- **Problem statement**: Review the listing and copy each line that holds the word "color".

::::

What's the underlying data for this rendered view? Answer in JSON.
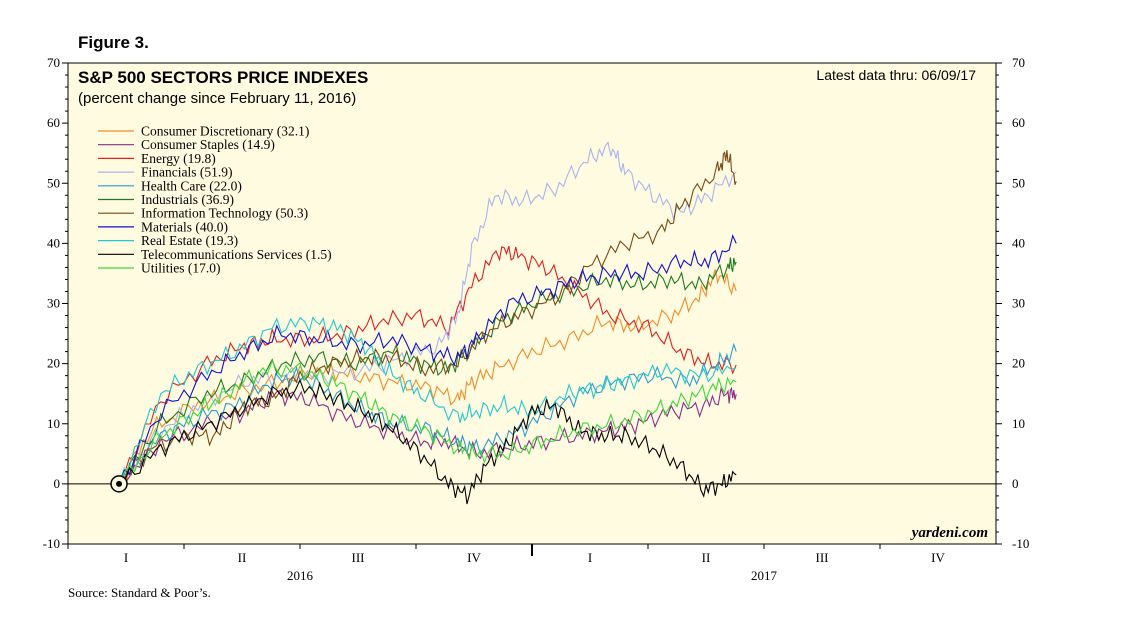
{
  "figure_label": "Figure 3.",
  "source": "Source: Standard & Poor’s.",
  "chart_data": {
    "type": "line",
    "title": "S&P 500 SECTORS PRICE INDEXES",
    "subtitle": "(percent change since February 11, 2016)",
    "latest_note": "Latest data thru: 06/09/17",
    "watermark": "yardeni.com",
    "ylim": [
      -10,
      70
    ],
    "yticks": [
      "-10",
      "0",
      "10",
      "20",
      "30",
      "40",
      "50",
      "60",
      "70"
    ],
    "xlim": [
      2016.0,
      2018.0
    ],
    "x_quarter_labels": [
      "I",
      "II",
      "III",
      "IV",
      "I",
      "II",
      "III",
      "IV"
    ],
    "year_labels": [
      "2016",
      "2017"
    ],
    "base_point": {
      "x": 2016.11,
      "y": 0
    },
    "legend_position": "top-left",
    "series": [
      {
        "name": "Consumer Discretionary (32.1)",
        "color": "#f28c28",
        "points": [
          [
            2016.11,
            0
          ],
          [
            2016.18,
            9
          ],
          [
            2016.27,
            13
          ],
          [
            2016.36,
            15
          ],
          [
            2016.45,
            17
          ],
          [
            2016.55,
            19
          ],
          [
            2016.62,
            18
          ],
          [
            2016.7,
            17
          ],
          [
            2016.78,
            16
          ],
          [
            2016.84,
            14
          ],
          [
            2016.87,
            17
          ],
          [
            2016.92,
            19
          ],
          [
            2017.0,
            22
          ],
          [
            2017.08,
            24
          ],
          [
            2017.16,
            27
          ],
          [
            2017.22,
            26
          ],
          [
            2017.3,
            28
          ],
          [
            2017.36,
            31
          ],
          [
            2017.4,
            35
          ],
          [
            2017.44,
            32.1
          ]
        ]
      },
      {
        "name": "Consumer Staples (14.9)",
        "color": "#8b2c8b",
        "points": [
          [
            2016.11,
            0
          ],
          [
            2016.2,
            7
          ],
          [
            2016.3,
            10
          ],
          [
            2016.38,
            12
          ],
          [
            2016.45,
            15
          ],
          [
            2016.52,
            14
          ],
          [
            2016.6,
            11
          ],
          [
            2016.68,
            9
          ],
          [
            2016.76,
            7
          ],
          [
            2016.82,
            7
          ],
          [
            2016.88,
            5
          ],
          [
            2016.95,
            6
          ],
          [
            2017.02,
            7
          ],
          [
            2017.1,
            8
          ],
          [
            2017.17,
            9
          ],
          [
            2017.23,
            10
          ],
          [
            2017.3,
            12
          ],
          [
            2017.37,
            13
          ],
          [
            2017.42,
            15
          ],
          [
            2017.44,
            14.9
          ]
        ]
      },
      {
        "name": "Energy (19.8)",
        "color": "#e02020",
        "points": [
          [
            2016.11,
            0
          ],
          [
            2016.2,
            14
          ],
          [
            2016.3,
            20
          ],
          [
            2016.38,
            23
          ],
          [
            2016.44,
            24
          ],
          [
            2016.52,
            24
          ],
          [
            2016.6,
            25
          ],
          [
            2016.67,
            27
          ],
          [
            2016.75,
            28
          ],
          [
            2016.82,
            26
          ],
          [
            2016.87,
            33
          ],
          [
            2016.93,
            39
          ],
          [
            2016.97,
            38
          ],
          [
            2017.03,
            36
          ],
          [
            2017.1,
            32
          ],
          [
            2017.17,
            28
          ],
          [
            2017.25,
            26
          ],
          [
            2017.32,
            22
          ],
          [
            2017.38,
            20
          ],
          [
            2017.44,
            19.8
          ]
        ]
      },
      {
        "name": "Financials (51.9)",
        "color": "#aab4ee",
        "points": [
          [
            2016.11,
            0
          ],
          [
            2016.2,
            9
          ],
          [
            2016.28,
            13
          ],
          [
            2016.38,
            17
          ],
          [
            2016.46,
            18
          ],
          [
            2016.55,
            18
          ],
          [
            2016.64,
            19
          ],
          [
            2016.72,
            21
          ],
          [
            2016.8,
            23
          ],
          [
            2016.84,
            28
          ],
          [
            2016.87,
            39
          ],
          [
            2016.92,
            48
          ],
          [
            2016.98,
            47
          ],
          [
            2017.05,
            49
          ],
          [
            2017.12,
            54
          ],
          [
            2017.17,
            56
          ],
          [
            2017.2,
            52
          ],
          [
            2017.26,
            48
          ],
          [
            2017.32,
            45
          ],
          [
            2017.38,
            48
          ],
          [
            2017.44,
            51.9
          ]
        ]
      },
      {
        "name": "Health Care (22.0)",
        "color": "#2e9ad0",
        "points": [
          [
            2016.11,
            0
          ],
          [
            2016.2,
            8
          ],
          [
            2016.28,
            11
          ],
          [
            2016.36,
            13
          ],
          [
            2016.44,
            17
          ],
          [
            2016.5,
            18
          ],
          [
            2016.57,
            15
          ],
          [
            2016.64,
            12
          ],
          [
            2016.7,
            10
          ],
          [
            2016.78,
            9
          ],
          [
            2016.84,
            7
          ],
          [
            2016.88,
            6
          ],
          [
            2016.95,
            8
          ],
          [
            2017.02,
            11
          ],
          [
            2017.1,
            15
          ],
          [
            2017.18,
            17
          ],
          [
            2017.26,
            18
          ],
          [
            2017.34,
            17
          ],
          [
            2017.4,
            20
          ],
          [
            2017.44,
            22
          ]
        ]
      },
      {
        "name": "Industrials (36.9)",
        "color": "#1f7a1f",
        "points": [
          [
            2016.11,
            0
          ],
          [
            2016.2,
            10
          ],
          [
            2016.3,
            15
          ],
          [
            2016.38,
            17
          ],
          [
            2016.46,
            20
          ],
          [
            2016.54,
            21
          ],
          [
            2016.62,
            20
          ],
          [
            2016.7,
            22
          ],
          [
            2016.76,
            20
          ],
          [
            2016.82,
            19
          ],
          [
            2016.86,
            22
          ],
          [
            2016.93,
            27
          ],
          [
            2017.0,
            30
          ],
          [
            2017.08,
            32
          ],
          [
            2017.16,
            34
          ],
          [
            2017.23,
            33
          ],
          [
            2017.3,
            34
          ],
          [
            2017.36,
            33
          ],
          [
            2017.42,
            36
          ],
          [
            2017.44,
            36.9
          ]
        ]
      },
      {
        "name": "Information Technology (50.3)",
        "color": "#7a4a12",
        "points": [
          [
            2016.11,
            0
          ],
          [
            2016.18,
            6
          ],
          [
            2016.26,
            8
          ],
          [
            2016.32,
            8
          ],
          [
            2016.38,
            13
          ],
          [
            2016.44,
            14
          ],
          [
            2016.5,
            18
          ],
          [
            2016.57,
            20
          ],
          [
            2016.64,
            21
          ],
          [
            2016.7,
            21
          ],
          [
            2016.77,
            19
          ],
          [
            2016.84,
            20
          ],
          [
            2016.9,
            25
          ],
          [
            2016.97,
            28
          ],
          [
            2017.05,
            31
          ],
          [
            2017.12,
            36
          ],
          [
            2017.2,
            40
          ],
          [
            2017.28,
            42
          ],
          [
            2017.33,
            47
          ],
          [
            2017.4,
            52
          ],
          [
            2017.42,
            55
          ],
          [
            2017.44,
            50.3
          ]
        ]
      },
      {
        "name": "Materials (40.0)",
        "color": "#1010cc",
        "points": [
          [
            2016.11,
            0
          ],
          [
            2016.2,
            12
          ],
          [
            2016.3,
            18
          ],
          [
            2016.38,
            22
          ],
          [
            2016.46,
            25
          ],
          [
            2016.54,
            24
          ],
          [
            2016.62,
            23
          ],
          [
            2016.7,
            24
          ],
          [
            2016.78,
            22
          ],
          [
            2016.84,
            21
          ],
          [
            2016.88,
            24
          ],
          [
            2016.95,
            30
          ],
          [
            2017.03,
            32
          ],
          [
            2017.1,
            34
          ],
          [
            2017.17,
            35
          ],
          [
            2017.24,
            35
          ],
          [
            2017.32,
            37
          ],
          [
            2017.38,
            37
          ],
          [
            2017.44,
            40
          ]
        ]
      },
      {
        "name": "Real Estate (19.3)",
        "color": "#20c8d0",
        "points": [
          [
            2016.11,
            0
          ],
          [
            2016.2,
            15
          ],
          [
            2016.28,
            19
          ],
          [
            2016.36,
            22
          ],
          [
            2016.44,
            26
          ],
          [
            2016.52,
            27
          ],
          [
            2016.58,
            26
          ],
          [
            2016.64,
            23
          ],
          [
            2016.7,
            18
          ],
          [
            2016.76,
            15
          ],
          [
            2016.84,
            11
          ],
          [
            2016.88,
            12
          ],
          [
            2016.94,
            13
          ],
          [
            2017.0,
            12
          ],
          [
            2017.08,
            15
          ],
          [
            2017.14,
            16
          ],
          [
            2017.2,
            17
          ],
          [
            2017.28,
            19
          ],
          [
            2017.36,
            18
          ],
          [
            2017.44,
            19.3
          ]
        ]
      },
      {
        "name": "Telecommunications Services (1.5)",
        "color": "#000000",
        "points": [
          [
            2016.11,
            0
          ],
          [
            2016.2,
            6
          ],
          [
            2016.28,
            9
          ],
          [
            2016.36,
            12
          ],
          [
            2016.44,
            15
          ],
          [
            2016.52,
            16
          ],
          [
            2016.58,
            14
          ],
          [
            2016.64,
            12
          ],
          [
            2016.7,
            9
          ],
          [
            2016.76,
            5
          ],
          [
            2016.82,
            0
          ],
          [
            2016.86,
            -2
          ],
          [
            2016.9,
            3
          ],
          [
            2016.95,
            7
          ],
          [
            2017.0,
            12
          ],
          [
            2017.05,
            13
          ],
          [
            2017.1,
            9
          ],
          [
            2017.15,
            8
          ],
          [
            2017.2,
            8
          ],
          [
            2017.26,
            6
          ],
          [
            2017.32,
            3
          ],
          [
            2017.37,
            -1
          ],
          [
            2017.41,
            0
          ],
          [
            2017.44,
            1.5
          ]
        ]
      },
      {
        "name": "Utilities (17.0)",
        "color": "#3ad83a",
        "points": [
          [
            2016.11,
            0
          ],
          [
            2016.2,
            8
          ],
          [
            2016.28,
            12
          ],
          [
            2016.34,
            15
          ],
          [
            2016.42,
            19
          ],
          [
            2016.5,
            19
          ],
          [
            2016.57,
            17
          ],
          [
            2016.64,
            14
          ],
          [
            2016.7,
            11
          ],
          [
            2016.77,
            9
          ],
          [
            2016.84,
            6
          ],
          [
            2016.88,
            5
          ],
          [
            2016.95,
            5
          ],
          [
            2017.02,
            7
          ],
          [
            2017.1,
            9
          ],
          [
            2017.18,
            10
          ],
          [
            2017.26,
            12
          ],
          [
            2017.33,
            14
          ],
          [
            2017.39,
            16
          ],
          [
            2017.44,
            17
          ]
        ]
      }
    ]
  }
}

::::

- **The reply**:
        "color": "#f28c28",
        "color": "#8b2c8b",
        "color": "#e02020",
        "color": "#aab4ee",
        "color": "#2e9ad0",
        "color": "#1f7a1f",
        "color": "#7a4a12",
        "color": "#1010cc",
        "color": "#20c8d0",
        "color": "#000000",
        "color": "#3ad83a",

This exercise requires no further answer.